## Requirements
Filter for the word "stars" and keep each matching line.

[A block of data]
· · · ·

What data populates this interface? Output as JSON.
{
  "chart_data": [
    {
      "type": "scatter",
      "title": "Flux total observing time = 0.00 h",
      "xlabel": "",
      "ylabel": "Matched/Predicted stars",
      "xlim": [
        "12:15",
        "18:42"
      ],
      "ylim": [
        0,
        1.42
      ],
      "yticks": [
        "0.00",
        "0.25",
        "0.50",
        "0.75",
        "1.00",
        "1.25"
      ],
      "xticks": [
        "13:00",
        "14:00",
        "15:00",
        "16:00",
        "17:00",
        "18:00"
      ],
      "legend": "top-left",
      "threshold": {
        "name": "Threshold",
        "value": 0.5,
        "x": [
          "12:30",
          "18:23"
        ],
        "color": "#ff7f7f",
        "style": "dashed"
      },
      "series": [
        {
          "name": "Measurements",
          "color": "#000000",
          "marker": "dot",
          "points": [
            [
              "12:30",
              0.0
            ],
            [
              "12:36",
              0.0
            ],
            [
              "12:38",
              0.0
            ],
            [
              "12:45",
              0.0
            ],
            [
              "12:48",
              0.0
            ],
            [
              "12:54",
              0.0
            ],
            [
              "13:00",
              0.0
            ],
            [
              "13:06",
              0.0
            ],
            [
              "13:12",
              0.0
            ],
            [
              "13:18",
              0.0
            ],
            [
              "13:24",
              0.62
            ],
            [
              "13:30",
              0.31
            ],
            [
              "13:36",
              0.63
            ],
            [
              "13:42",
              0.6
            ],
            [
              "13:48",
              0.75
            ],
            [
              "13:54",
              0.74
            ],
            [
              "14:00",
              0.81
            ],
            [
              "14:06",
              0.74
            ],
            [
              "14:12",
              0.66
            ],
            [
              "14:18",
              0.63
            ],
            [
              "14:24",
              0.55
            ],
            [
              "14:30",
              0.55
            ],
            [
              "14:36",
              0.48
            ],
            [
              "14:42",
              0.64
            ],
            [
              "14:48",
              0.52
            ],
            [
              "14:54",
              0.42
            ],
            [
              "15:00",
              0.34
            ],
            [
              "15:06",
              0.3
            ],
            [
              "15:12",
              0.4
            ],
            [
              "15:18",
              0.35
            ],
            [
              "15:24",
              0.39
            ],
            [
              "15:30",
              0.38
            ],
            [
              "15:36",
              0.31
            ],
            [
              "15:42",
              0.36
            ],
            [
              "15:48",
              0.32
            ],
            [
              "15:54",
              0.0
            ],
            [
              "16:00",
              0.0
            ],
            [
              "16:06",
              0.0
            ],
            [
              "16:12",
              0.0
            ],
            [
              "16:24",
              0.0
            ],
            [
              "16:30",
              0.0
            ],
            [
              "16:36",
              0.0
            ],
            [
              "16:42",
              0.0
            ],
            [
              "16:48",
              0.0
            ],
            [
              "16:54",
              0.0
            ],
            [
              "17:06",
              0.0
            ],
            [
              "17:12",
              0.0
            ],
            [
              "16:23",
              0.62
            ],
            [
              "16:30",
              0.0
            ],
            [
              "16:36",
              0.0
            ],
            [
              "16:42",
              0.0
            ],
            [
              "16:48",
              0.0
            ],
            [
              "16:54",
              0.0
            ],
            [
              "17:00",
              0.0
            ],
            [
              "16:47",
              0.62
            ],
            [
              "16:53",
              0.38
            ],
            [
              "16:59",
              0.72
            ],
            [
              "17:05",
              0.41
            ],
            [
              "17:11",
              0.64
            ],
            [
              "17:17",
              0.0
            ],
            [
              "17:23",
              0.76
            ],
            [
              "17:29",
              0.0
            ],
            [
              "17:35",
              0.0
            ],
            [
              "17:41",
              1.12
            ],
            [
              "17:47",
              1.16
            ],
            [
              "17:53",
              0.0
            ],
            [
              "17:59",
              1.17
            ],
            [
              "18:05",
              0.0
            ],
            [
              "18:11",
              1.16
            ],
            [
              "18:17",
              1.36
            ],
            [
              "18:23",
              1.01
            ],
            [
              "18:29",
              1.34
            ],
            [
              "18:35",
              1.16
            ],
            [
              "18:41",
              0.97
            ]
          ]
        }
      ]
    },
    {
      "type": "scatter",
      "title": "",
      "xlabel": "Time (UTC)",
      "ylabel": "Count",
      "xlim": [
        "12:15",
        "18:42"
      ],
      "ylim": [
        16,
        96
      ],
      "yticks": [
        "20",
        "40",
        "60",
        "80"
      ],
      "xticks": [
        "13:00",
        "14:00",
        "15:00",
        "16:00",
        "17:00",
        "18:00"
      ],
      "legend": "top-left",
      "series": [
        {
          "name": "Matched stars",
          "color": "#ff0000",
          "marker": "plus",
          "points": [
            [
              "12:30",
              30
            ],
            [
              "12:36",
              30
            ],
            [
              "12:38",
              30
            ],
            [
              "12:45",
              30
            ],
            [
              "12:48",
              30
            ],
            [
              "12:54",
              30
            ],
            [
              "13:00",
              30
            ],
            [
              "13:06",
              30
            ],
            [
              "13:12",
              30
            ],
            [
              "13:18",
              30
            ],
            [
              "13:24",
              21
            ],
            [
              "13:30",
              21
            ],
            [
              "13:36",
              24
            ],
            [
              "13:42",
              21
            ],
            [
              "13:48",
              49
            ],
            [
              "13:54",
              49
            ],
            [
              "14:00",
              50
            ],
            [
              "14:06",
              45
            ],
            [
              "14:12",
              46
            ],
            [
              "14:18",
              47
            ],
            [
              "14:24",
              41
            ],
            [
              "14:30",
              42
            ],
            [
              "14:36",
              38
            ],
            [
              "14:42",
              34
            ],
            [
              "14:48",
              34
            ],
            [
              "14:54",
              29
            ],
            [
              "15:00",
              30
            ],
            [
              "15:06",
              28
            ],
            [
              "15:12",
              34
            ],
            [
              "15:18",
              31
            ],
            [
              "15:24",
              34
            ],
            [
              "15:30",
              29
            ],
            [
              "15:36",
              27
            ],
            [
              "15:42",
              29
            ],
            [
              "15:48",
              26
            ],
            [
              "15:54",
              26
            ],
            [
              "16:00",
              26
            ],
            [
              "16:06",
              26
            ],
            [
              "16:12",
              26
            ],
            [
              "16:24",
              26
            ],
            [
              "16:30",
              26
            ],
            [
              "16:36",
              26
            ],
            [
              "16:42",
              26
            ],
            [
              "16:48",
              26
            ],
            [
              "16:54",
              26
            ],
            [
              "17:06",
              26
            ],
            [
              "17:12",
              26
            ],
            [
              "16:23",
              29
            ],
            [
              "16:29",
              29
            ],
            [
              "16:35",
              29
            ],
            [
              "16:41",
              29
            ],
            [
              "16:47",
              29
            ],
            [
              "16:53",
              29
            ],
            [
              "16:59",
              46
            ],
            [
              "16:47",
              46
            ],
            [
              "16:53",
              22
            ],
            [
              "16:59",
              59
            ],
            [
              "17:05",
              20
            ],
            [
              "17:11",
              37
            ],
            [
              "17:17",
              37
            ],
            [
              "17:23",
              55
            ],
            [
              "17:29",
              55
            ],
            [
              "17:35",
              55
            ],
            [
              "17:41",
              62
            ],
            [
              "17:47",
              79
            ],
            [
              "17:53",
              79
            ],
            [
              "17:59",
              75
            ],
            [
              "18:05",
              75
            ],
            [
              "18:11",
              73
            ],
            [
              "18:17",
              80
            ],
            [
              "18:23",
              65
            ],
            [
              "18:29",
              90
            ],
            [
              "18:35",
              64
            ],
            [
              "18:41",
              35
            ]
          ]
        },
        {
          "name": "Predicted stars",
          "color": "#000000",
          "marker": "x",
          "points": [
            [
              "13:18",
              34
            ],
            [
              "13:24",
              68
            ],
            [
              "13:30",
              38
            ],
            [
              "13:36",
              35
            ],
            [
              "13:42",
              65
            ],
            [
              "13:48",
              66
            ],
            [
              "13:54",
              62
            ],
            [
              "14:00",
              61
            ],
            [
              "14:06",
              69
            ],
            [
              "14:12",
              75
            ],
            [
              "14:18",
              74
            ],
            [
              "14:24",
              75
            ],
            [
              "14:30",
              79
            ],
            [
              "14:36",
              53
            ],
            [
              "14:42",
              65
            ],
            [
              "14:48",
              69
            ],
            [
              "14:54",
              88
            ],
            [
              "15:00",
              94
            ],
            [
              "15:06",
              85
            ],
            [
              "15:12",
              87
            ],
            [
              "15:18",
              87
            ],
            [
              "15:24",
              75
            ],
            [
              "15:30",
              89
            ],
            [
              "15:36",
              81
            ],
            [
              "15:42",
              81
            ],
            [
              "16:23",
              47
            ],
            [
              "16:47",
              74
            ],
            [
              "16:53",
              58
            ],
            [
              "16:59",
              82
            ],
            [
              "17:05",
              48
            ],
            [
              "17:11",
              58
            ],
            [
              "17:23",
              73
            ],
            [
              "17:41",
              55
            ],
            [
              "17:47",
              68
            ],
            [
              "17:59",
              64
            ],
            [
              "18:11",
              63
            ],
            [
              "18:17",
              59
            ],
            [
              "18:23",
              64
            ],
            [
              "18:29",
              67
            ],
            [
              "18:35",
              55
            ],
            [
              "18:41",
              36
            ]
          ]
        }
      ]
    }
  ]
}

· · · ·

## The response
      "ylabel": "Matched/Predicted stars",
          "name": "Matched stars",
          "name": "Predicted stars",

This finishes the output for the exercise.